Provide only the number of lines in the data below that contain the word "reprezentată".

>> BEGIN Exercise material

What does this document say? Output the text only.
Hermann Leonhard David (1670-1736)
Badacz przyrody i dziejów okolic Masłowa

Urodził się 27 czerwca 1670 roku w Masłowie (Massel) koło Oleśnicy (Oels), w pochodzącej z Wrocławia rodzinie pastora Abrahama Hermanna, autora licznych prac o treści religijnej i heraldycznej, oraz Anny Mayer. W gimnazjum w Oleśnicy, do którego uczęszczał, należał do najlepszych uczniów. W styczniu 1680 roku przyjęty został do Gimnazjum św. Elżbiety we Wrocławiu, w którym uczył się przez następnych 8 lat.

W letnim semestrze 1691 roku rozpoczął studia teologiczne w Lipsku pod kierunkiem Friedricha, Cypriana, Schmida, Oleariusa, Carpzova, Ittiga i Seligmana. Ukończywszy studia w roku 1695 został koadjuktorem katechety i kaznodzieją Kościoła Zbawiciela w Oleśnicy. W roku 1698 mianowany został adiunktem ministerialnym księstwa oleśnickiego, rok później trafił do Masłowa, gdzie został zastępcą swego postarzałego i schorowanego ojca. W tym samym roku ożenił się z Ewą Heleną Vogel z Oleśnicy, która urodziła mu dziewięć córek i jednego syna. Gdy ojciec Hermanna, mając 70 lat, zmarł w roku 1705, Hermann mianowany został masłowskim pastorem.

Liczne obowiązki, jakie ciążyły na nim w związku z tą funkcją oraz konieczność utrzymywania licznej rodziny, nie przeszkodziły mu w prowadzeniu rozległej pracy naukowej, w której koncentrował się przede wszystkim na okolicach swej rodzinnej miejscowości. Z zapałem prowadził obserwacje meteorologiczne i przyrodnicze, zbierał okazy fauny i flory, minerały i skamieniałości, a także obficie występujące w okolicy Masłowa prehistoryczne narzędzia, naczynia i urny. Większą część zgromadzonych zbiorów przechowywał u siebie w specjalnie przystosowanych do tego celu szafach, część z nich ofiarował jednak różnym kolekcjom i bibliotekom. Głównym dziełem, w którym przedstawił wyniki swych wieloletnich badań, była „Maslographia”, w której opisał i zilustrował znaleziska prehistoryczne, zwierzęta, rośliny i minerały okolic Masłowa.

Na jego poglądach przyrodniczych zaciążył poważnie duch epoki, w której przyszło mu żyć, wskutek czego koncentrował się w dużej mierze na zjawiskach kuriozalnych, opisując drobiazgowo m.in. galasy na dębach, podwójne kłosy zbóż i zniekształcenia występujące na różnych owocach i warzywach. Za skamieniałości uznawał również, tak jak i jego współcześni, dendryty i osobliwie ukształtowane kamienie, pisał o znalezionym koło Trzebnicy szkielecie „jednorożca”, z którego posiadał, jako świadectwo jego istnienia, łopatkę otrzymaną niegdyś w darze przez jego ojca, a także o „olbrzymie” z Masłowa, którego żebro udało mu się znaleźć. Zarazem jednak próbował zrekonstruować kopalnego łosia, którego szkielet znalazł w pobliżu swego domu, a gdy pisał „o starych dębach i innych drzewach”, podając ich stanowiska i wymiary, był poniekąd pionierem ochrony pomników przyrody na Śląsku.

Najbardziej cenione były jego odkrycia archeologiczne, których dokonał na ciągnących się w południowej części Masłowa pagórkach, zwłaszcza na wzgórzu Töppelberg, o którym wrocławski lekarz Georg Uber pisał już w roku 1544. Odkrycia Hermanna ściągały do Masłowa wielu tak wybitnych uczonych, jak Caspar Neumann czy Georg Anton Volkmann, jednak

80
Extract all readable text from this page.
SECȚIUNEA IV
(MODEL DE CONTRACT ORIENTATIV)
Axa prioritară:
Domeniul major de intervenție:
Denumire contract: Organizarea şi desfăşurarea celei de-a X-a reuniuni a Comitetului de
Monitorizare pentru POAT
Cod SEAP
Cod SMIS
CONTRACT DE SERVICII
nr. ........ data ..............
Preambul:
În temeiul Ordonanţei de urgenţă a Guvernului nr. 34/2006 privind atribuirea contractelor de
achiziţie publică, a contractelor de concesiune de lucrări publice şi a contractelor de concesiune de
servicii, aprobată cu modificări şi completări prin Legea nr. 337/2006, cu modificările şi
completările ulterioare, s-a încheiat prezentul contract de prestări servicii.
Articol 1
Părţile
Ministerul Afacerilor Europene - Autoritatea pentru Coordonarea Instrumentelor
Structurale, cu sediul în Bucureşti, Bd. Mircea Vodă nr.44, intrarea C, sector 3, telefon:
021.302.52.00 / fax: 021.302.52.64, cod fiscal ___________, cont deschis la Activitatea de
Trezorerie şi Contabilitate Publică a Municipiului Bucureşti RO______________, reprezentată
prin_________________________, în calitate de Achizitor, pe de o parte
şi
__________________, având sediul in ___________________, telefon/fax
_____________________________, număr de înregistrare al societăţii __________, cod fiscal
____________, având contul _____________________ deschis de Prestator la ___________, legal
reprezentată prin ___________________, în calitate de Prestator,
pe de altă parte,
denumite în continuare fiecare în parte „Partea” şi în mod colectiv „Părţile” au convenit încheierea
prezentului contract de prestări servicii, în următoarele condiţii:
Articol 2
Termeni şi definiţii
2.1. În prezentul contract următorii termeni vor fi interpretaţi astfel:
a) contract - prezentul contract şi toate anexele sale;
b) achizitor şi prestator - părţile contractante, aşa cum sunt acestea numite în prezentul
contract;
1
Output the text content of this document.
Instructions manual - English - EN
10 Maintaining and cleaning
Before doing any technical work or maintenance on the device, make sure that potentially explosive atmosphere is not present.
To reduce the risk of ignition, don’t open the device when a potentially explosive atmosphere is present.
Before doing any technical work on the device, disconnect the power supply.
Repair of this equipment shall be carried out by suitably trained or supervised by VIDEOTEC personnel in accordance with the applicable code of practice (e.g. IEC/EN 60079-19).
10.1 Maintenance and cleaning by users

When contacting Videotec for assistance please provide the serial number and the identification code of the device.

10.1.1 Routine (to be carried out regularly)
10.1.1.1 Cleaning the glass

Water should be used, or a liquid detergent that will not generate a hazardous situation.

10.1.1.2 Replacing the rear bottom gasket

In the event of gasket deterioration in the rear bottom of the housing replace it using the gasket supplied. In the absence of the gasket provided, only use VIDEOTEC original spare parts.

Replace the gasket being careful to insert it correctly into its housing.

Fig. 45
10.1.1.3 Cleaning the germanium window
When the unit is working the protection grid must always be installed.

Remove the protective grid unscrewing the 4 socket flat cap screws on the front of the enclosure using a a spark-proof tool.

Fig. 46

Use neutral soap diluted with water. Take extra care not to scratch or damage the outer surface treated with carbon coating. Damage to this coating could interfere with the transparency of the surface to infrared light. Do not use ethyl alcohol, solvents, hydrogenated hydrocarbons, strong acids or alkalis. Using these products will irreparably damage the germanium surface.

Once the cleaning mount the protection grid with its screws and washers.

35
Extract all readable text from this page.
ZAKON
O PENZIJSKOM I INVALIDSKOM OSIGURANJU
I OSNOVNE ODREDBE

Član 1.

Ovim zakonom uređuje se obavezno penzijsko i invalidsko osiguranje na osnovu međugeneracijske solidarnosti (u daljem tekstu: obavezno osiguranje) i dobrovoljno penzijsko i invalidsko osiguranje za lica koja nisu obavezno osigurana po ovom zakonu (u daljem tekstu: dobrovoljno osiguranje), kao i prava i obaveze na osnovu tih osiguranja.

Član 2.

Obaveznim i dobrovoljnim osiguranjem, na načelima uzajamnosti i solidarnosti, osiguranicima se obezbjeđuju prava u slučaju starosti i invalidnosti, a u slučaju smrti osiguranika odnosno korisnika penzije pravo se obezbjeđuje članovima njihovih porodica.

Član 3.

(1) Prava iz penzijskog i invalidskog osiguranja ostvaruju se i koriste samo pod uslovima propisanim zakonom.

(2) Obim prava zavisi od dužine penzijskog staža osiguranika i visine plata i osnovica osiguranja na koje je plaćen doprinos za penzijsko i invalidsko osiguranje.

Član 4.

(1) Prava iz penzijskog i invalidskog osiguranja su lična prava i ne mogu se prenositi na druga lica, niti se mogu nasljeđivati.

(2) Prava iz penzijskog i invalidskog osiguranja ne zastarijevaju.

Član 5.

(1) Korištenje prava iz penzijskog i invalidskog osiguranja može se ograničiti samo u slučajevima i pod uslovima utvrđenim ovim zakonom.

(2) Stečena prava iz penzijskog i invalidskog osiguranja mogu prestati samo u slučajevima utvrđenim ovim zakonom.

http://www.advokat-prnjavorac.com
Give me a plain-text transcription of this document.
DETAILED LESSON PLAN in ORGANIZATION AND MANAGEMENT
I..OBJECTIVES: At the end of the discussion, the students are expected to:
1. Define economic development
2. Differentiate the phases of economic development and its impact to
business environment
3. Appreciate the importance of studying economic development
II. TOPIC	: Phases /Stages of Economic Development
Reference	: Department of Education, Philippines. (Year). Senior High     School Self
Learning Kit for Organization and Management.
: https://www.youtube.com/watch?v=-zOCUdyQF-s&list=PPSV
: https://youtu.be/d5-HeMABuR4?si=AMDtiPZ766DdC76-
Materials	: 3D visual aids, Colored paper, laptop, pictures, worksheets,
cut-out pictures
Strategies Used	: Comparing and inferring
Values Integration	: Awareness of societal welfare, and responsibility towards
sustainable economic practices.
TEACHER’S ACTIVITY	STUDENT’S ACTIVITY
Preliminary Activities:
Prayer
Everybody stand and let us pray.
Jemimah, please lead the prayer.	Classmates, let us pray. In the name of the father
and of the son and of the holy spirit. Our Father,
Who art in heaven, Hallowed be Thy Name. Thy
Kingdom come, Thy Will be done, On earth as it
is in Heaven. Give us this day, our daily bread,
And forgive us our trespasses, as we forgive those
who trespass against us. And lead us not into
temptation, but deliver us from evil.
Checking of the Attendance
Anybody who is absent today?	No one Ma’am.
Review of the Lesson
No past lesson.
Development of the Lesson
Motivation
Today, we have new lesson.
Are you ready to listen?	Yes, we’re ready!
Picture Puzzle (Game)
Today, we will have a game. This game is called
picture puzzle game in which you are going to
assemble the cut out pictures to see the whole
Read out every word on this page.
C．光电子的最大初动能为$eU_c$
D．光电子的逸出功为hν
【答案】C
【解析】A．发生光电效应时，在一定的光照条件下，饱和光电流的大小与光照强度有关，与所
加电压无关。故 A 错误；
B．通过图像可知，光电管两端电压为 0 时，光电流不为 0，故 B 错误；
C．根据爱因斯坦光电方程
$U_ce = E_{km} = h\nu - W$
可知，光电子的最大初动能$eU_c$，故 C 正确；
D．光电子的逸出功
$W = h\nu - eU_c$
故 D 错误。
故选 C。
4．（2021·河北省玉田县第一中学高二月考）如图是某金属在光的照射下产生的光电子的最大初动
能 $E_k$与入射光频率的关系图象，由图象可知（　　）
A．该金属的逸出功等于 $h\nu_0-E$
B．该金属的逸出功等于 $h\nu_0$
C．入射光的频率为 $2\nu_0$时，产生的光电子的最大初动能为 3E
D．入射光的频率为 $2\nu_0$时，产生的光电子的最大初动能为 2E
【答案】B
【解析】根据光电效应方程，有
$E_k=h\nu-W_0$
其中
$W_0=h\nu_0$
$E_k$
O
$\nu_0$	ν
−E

>> END Exercise material

— Written solution —
2